**EXTRACT**
════════════════════
John Hubbard Aug. 7, 2019, 1:49 a.m. UTC | #1
On 8/6/19 6:32 PM, john.hubbard@gmail.com wrote:
> From: John Hubbard <jhubbard@nvidia.com>
> ...
> 
> John Hubbard (38):
>   mm/gup: add make_dirty arg to put_user_pages_dirty_lock()
...
>  54 files changed, 191 insertions(+), 323 deletions(-)
> 
ahem, yes, apparently this is what happens if I add a few patches while editing
the cover letter... :) 

The subject line should read "00/41", and the list of files affected here is
therefore under-reported in this cover letter. However, the patch series itself is 
intact and ready for submission.

thanks,
Mike Marshall Aug. 30, 2019, 1:29 a.m. UTC | #2
Hi John...

I added this patch series on top of Linux 5.3rc6 and ran
xfstests with no regressions...

Acked-by: Mike Marshall <hubcap@omnibond.com>

-Mike

On Tue, Aug 6, 2019 at 9:50 PM John Hubbard <jhubbard@nvidia.com> wrote:
>
> On 8/6/19 6:32 PM, john.hubbard@gmail.com wrote:
> > From: John Hubbard <jhubbard@nvidia.com>
> > ...
> >
> > John Hubbard (38):
> >   mm/gup: add make_dirty arg to put_user_pages_dirty_lock()
> ...
> >  54 files changed, 191 insertions(+), 323 deletions(-)
> >
> ahem, yes, apparently this is what happens if I add a few patches while editing
> the cover letter... :)
>
> The subject line should read "00/41", and the list of files affected here is
> therefore under-reported in this cover letter. However, the patch series itself is
> intact and ready for submission.
════════════════════
**RECORDS SUPPLIED**
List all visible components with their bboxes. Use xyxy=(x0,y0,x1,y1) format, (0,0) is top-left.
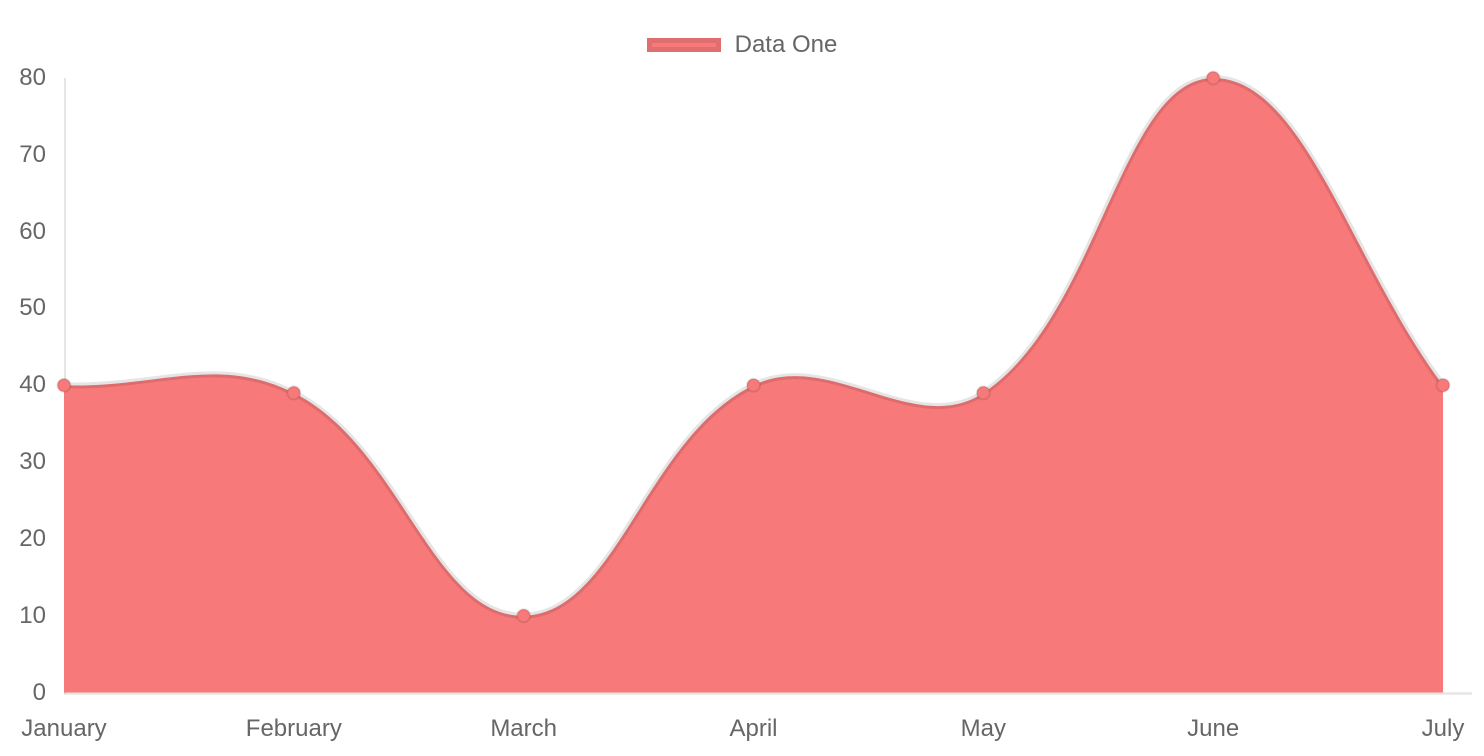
y-axis-label-20: 20 xyxy=(19,524,46,552)
y-axis-label-80: 80 xyxy=(19,64,46,91)
legend-swatch xyxy=(646,38,721,52)
y-axis-label-0: 0 xyxy=(32,678,46,706)
x-axis-label-may: May xyxy=(960,715,1006,742)
y-axis-label-60: 60 xyxy=(19,217,46,245)
data-point-may[interactable] xyxy=(975,385,991,401)
data-point-april[interactable] xyxy=(746,377,761,393)
y-axis-label-40: 40 xyxy=(19,371,46,399)
y-axis-label-70: 70 xyxy=(19,140,46,168)
y-axis-label-10: 10 xyxy=(19,601,46,629)
data-point-february[interactable] xyxy=(286,385,302,401)
data-point-july[interactable] xyxy=(1435,377,1451,393)
x-axis-label-june: June xyxy=(1187,715,1240,742)
x-axis-label-april: April xyxy=(729,715,778,742)
data-points-group xyxy=(56,70,1451,624)
legend-label: Data One xyxy=(734,31,838,58)
x-axis-label-july: July xyxy=(1421,715,1465,742)
legend-item-data-one[interactable]: Data One xyxy=(0,32,1484,58)
x-axis-label-january: January xyxy=(21,715,107,742)
x-axis-label-march: March xyxy=(490,715,557,742)
y-axis-label-30: 30 xyxy=(19,448,46,476)
y-axis-label-50: 50 xyxy=(19,294,46,322)
line-data-one xyxy=(63,75,1446,619)
data-point-march[interactable] xyxy=(516,608,532,624)
data-point-june[interactable] xyxy=(1205,70,1221,86)
data-point-january[interactable] xyxy=(56,377,72,393)
x-axis-label-february: February xyxy=(245,715,342,742)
════════════════════
**SET TASK 1**
Do the following statements agree with the thread about the patch series? (a) The subject line of the cover letter should have read "00/41". (b) The reply reports regressions found by xfstests. (c) The reply says the series was applied on top of Linux 5.3rc6. For each statement, answer yes or no and quote the words of the thread that decide it.
**SET TASK 2**
Extend the mailing-list thread about the patch series beyond its final sentence, keeping the same style.

**TASK RESPONSE 1**
(a) Yes: "The subject line should read "00/41""
(b) No: "ran xfstests with no regressions"
(c) Yes: "I added this patch series on top of Linux 5.3rc6"

**TASK RESPONSE 2**
>
> thanks,
> --
> John Hubbard
> NVIDIA
John Hubbard Aug. 30, 2019, 2:21 a.m. UTC | #3
On 8/29/2019 6:29 PM, Mike Marshall wrote:
> Hi John...
> 
> I added this patch series on top of Linux 5.3rc6 and ran
> xfstests with no regressions...
> 
> Acked-by: Mike Marshall <hubcap@omnibond.com>
> 

Hi Mike (and I hope Ira and others are reading as well, because
I'm making a bunch of claims further down),

That's great news, thanks for running that test suite and for
the report and the ACK.

There is an interesting pause right now, due to the fact that
we've made some tentative decisions about gup pinning, that affect
the call sites. A key decision is that only pages that were
requested via FOLL_PIN, will require put_user_page*() to release
them. There are 4 main cases, which were first explained by Jan
Kara and Vlastimil Babka, and are now written up in my FOLL_PIN
patch [1].

So, what that means for this series is that:

1. Some call sites (mlock.c for example, and a lot of the mm/ files
in fact, and more) will not be converted: some of these patches will
get dropped, especially in mm/.

2. Call sites that do DirectIO or RDMA will need to set FOLL_PIN, and
will also need to call put_user_page().

3. Call sites that do RDMA will need to set FOLL_LONGTERM *and* FOLL_PIN,

    3.a. ...and will at least in some cases need to provide a link to a
    vaddr_pin object, and thus back to a struct file*...maybe. Still
    under discussion.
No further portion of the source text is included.